## What is being asked
Reproduce each line exactly, including spacing and punctuation.

## Input
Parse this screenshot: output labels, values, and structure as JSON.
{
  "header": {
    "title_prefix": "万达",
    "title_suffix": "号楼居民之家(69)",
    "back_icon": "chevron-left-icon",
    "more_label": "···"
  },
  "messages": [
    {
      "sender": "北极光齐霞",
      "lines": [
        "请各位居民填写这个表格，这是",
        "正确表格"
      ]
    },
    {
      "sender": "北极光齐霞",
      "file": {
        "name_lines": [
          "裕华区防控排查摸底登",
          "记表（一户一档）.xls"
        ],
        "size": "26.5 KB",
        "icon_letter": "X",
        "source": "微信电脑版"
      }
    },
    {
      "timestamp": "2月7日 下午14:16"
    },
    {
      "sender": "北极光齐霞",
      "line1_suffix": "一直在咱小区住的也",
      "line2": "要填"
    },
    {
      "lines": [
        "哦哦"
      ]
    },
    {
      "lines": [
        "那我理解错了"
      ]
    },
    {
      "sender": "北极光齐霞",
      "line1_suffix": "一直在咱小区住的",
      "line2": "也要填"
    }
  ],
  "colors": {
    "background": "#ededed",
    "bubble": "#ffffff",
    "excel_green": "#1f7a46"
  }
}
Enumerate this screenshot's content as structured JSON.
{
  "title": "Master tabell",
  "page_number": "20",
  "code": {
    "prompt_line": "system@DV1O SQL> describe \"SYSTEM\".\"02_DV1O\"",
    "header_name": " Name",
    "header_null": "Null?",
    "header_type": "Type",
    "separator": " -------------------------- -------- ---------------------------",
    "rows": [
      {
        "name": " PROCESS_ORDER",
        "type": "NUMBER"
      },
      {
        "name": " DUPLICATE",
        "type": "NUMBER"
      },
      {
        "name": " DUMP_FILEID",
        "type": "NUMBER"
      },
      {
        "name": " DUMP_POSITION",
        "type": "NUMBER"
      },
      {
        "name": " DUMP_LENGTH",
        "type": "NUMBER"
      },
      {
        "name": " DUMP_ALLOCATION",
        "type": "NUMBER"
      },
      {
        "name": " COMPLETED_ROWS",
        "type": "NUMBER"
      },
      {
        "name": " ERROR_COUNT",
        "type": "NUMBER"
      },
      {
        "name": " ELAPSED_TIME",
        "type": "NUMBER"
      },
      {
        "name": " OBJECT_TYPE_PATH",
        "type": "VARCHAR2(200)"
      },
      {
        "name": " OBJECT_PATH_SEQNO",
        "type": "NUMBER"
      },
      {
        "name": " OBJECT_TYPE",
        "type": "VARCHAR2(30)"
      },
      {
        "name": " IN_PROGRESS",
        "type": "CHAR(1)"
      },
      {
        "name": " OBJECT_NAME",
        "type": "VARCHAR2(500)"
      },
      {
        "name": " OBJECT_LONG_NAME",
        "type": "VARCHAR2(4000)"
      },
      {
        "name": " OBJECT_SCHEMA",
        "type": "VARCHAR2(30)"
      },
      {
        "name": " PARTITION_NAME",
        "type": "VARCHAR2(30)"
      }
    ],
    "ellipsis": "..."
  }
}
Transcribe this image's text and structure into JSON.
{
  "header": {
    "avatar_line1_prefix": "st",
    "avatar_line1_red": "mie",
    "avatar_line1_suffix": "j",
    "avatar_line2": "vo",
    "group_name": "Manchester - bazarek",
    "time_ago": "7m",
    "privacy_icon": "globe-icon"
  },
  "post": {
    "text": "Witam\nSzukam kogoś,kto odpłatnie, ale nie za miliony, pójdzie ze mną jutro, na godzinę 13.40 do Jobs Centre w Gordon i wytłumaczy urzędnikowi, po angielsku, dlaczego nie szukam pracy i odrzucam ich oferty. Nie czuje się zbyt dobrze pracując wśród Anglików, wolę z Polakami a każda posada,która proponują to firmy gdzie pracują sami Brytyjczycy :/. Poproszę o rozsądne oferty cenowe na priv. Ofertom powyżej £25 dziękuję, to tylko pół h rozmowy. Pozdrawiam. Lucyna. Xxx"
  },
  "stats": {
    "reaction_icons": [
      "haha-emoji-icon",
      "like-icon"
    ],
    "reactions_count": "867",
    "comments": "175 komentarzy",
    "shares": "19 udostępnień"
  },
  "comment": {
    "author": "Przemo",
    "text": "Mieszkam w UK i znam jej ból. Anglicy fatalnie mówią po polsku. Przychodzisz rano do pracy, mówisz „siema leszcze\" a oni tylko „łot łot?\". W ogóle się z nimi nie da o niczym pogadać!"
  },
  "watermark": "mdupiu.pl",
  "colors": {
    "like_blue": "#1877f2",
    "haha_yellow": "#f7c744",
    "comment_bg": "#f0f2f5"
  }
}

## Answer to the exercise
Parse this screenshot: output labels, values, and structure as JSON.
{
  "header": {
    "title_prefix": "万达",
    "title_suffix": "号楼居民之家(69)",
    "back_icon": "chevron-left-icon",
    "more_label": "···"
  },
  "messages": [
    {
      "sender": "北极光齐霞",
      "lines": [
        "请各位居民填写这个表格，这是",
        "正确表格"
      ]
    },
    {
      "sender": "北极光齐霞",
      "file": {
        "name_lines": [
          "裕华区防控排查摸底登",
          "记表（一户一档）.xls"
        ],
        "size": "26.5 KB",
        "icon_letter": "X",
        "source": "微信电脑版"
      }
    },
    {
      "timestamp": "2月7日 下午14:16"
    },
    {
      "sender": "北极光齐霞",
      "line1_suffix": "一直在咱小区住的也",
      "line2": "要填"
    },
    {
      "lines": [
        "哦哦"
      ]
    },
    {
      "lines": [
        "那我理解错了"
      ]
    },
    {
      "sender": "北极光齐霞",
      "line1_suffix": "一直在咱小区住的",
      "line2": "也要填"
    }
  ],
  "colors": {
    "background": "#ededed",
    "bubble": "#ffffff",
    "excel_green": "#1f7a46"
  }
}
Enumerate this screenshot's content as structured JSON.
{
  "title": "Master tabell",
  "page_number": "20",
  "code": {
    "prompt_line": "system@DV1O SQL> describe \"SYSTEM\".\"02_DV1O\"",
    "header_name": " Name",
    "header_null": "Null?",
    "header_type": "Type",
    "separator": " -------------------------- -------- ---------------------------",
    "rows": [
      {
        "name": " PROCESS_ORDER",
        "type": "NUMBER"
      },
      {
        "name": " DUPLICATE",
        "type": "NUMBER"
      },
      {
        "name": " DUMP_FILEID",
        "type": "NUMBER"
      },
      {
        "name": " DUMP_POSITION",
        "type": "NUMBER"
      },
      {
        "name": " DUMP_LENGTH",
        "type": "NUMBER"
      },
      {
        "name": " DUMP_ALLOCATION",
        "type": "NUMBER"
      },
      {
        "name": " COMPLETED_ROWS",
        "type": "NUMBER"
      },
      {
        "name": " ERROR_COUNT",
        "type": "NUMBER"
      },
      {
        "name": " ELAPSED_TIME",
        "type": "NUMBER"
      },
      {
        "name": " OBJECT_TYPE_PATH",
        "type": "VARCHAR2(200)"
      },
      {
        "name": " OBJECT_PATH_SEQNO",
        "type": "NUMBER"
      },
      {
        "name": " OBJECT_TYPE",
        "type": "VARCHAR2(30)"
      },
      {
        "name": " IN_PROGRESS",
        "type": "CHAR(1)"
      },
      {
        "name": " OBJECT_NAME",
        "type": "VARCHAR2(500)"
      },
      {
        "name": " OBJECT_LONG_NAME",
        "type": "VARCHAR2(4000)"
      },
      {
        "name": " OBJECT_SCHEMA",
        "type": "VARCHAR2(30)"
      },
      {
        "name": " PARTITION_NAME",
        "type": "VARCHAR2(30)"
      }
    ],
    "ellipsis": "..."
  }
}
Transcribe this image's text and structure into JSON.
{
  "header": {
    "avatar_line1_prefix": "st",
    "avatar_line1_red": "mie",
    "avatar_line1_suffix": "j",
    "avatar_line2": "vo",
    "group_name": "Manchester - bazarek",
    "time_ago": "7m",
    "privacy_icon": "globe-icon"
  },
  "post": {
    "text": "Witam\nSzukam kogoś,kto odpłatnie, ale nie za miliony, pójdzie ze mną jutro, na godzinę 13.40 do Jobs Centre w Gordon i wytłumaczy urzędnikowi, po angielsku, dlaczego nie szukam pracy i odrzucam ich oferty. Nie czuje się zbyt dobrze pracując wśród Anglików, wolę z Polakami a każda posada,która proponują to firmy gdzie pracują sami Brytyjczycy :/. Poproszę o rozsądne oferty cenowe na priv. Ofertom powyżej £25 dziękuję, to tylko pół h rozmowy. Pozdrawiam. Lucyna. Xxx"
  },
  "stats": {
    "reaction_icons": [
      "haha-emoji-icon",
      "like-icon"
    ],
    "reactions_count": "867",
    "comments": "175 komentarzy",
    "shares": "19 udostępnień"
  },
  "comment": {
    "author": "Przemo",
    "text": "Mieszkam w UK i znam jej ból. Anglicy fatalnie mówią po polsku. Przychodzisz rano do pracy, mówisz „siema leszcze\" a oni tylko „łot łot?\". W ogóle się z nimi nie da o niczym pogadać!"
  },
  "watermark": "mdupiu.pl",
  "colors": {
    "like_blue": "#1877f2",
    "haha_yellow": "#f7c744",
    "comment_bg": "#f0f2f5"
  }
}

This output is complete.